● **THE EXERCISE**
Any pictures in the records below should be skipped; write out everything else exactly.

● **RECORD EXTRACTS**

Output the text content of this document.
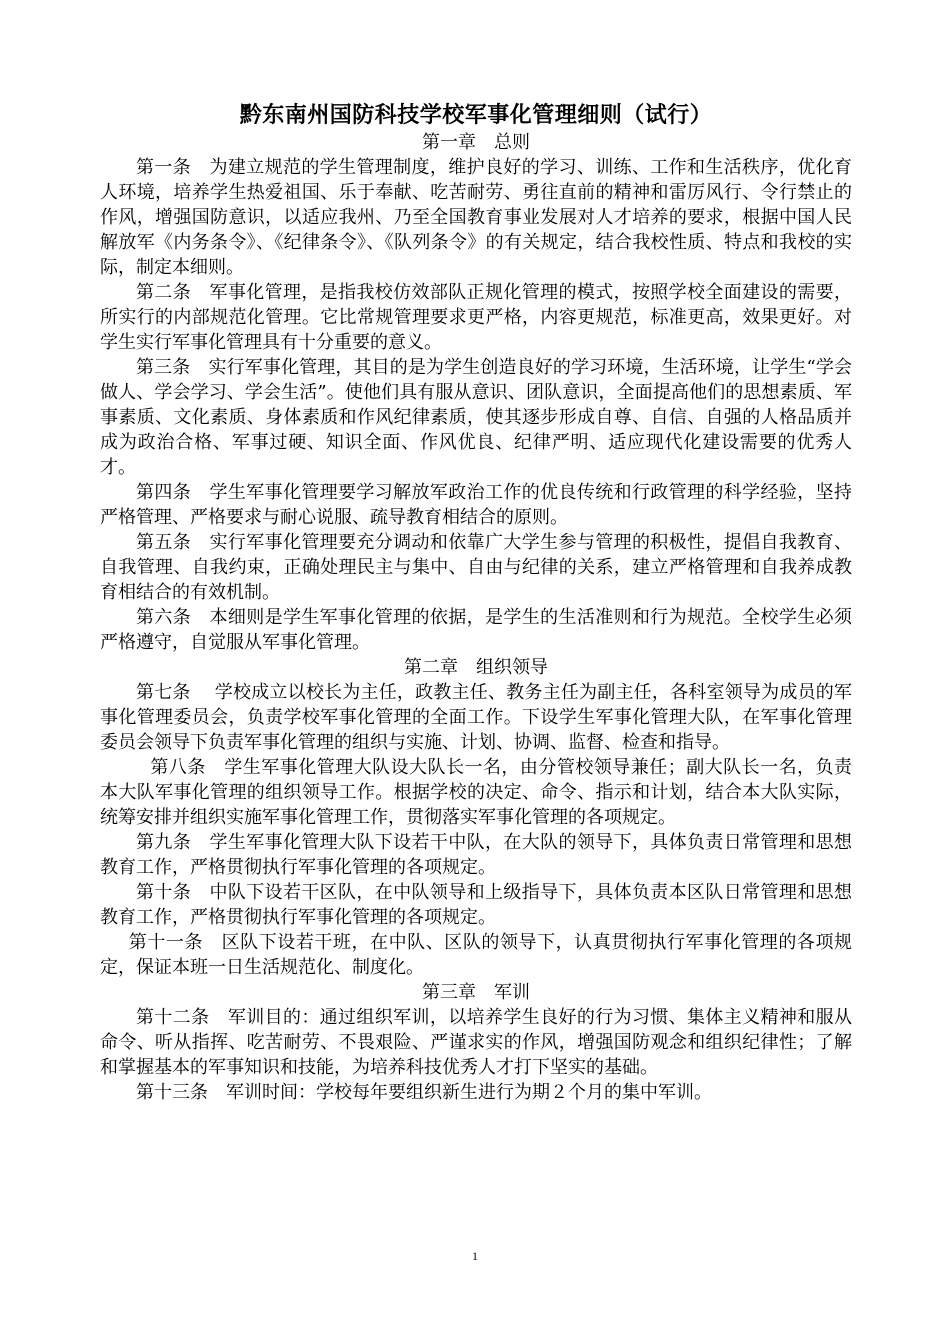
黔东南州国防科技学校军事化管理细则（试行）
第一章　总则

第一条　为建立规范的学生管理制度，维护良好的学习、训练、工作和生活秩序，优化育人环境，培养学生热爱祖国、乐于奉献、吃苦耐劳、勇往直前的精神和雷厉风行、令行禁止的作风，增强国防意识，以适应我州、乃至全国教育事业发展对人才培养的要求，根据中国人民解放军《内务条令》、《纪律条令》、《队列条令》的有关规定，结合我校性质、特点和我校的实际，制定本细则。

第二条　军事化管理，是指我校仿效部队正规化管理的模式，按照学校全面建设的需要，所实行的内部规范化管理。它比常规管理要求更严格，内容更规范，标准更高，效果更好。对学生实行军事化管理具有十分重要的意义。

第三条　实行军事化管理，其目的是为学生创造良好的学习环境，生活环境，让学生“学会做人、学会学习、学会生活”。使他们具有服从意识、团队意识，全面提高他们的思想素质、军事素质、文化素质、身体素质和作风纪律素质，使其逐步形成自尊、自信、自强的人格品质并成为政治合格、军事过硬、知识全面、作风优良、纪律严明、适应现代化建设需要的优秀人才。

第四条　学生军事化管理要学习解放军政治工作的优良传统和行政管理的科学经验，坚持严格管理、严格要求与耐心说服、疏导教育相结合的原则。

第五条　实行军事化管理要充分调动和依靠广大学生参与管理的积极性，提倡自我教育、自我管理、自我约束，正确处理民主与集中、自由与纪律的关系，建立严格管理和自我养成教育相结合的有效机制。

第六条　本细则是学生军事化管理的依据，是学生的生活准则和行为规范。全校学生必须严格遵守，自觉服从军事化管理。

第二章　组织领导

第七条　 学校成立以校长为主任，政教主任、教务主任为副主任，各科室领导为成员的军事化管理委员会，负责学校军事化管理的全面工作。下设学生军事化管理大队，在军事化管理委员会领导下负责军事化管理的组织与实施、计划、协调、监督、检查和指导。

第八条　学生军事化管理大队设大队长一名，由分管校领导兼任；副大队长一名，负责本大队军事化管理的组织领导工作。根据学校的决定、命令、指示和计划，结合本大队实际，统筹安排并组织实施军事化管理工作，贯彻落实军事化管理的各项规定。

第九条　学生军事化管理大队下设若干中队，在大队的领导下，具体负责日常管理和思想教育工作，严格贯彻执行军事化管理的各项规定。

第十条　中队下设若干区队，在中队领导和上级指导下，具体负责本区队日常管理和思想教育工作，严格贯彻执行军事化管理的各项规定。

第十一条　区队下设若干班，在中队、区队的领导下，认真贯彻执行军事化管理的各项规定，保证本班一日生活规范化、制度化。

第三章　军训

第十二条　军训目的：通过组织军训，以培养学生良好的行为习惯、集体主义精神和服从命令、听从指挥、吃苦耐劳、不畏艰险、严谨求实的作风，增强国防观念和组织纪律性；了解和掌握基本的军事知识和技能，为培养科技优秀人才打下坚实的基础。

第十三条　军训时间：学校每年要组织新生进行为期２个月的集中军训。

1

● **SOLVED PROBLEM**
Output the text content of this document.
黔东南州国防科技学校军事化管理细则（试行）
第一章　总则

第一条　为建立规范的学生管理制度，维护良好的学习、训练、工作和生活秩序，优化育人环境，培养学生热爱祖国、乐于奉献、吃苦耐劳、勇往直前的精神和雷厉风行、令行禁止的作风，增强国防意识，以适应我州、乃至全国教育事业发展对人才培养的要求，根据中国人民解放军《内务条令》、《纪律条令》、《队列条令》的有关规定，结合我校性质、特点和我校的实际，制定本细则。

第二条　军事化管理，是指我校仿效部队正规化管理的模式，按照学校全面建设的需要，所实行的内部规范化管理。它比常规管理要求更严格，内容更规范，标准更高，效果更好。对学生实行军事化管理具有十分重要的意义。

第三条　实行军事化管理，其目的是为学生创造良好的学习环境，生活环境，让学生“学会做人、学会学习、学会生活”。使他们具有服从意识、团队意识，全面提高他们的思想素质、军事素质、文化素质、身体素质和作风纪律素质，使其逐步形成自尊、自信、自强的人格品质并成为政治合格、军事过硬、知识全面、作风优良、纪律严明、适应现代化建设需要的优秀人才。

第四条　学生军事化管理要学习解放军政治工作的优良传统和行政管理的科学经验，坚持严格管理、严格要求与耐心说服、疏导教育相结合的原则。

第五条　实行军事化管理要充分调动和依靠广大学生参与管理的积极性，提倡自我教育、自我管理、自我约束，正确处理民主与集中、自由与纪律的关系，建立严格管理和自我养成教育相结合的有效机制。

第六条　本细则是学生军事化管理的依据，是学生的生活准则和行为规范。全校学生必须严格遵守，自觉服从军事化管理。

第二章　组织领导

第七条　 学校成立以校长为主任，政教主任、教务主任为副主任，各科室领导为成员的军事化管理委员会，负责学校军事化管理的全面工作。下设学生军事化管理大队，在军事化管理委员会领导下负责军事化管理的组织与实施、计划、协调、监督、检查和指导。

第八条　学生军事化管理大队设大队长一名，由分管校领导兼任；副大队长一名，负责本大队军事化管理的组织领导工作。根据学校的决定、命令、指示和计划，结合本大队实际，统筹安排并组织实施军事化管理工作，贯彻落实军事化管理的各项规定。

第九条　学生军事化管理大队下设若干中队，在大队的领导下，具体负责日常管理和思想教育工作，严格贯彻执行军事化管理的各项规定。

第十条　中队下设若干区队，在中队领导和上级指导下，具体负责本区队日常管理和思想教育工作，严格贯彻执行军事化管理的各项规定。

第十一条　区队下设若干班，在中队、区队的领导下，认真贯彻执行军事化管理的各项规定，保证本班一日生活规范化、制度化。

第三章　军训

第十二条　军训目的：通过组织军训，以培养学生良好的行为习惯、集体主义精神和服从命令、听从指挥、吃苦耐劳、不畏艰险、严谨求实的作风，增强国防观念和组织纪律性；了解和掌握基本的军事知识和技能，为培养科技优秀人才打下坚实的基础。

第十三条　军训时间：学校每年要组织新生进行为期２个月的集中军训。

1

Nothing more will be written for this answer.